====== Provided data ======
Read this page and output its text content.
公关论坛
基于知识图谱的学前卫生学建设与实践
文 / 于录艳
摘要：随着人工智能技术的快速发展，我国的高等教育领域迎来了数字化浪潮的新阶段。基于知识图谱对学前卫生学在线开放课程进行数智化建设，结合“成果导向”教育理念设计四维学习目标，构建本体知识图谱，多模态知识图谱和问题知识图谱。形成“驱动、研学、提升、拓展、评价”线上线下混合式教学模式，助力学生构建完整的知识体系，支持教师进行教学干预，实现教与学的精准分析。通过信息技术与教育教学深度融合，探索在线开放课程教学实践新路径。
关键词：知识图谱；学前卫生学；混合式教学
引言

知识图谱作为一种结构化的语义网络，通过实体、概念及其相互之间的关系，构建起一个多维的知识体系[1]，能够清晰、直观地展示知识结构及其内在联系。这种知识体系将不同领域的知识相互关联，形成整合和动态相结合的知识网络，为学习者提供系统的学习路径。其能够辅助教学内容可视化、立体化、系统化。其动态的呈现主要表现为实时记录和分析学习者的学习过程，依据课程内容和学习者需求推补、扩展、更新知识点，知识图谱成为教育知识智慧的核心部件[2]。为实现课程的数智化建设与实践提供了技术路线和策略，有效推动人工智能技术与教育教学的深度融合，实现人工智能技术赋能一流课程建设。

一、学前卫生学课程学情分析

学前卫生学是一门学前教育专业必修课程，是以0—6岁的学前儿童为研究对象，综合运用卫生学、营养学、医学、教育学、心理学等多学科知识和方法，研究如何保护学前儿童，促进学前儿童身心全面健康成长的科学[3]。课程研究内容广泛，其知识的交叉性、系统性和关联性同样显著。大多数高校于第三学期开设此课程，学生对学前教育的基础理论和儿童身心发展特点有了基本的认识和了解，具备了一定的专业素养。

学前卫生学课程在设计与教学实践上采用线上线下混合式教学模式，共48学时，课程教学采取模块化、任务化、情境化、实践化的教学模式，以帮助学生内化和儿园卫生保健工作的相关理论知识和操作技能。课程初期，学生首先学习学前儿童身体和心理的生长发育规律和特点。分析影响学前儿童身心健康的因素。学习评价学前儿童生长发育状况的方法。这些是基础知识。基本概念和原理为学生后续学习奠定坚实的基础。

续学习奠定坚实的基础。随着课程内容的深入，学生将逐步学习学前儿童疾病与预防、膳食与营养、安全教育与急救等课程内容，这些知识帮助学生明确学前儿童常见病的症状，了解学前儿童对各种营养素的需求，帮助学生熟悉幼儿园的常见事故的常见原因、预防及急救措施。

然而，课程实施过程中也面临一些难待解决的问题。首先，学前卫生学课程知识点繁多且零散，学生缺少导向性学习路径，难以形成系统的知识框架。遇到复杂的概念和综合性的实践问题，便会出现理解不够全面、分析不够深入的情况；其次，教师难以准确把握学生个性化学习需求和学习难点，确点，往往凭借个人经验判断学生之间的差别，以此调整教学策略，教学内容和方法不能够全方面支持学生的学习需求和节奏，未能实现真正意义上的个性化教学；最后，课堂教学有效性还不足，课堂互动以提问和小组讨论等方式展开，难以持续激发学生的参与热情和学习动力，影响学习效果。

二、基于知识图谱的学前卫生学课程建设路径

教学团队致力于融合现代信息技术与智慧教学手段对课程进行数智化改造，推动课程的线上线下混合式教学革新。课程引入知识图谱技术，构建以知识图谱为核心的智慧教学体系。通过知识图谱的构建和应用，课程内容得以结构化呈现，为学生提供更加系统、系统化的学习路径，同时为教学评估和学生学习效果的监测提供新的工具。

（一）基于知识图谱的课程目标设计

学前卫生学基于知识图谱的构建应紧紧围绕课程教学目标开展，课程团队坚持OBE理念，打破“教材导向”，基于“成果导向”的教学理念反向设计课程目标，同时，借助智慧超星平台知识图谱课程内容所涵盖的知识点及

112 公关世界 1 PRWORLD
======
Only lines with the word "成果导向" should be collected from the material.

### Task solution
摘要：随着人工智能技术的快速发展，我国的高等教育领域迎来了数字化浪潮的新阶段。基于知识图谱对学前卫生学在线开放课程进行数智化建设，结合“成果导向”教育理念设计四维学习目标，构建本体知识图谱，多模态知识图谱和问题知识图谱。形成“驱动、研学、提升、拓展、评价”线上线下混合式教学模式，助力学生构建完整的知识体系，支持教师进行教学干预，实现教与学的精准分析。通过信息技术与教育教学深度融合，探索在线开放课程教学实践新路径。
学前卫生学基于知识图谱的构建应紧紧围绕课程教学目标开展，课程团队坚持OBE理念，打破“教材导向”，基于“成果导向”的教学理念反向设计课程目标，同时，借助智慧超星平台知识图谱课程内容所涵盖的知识点及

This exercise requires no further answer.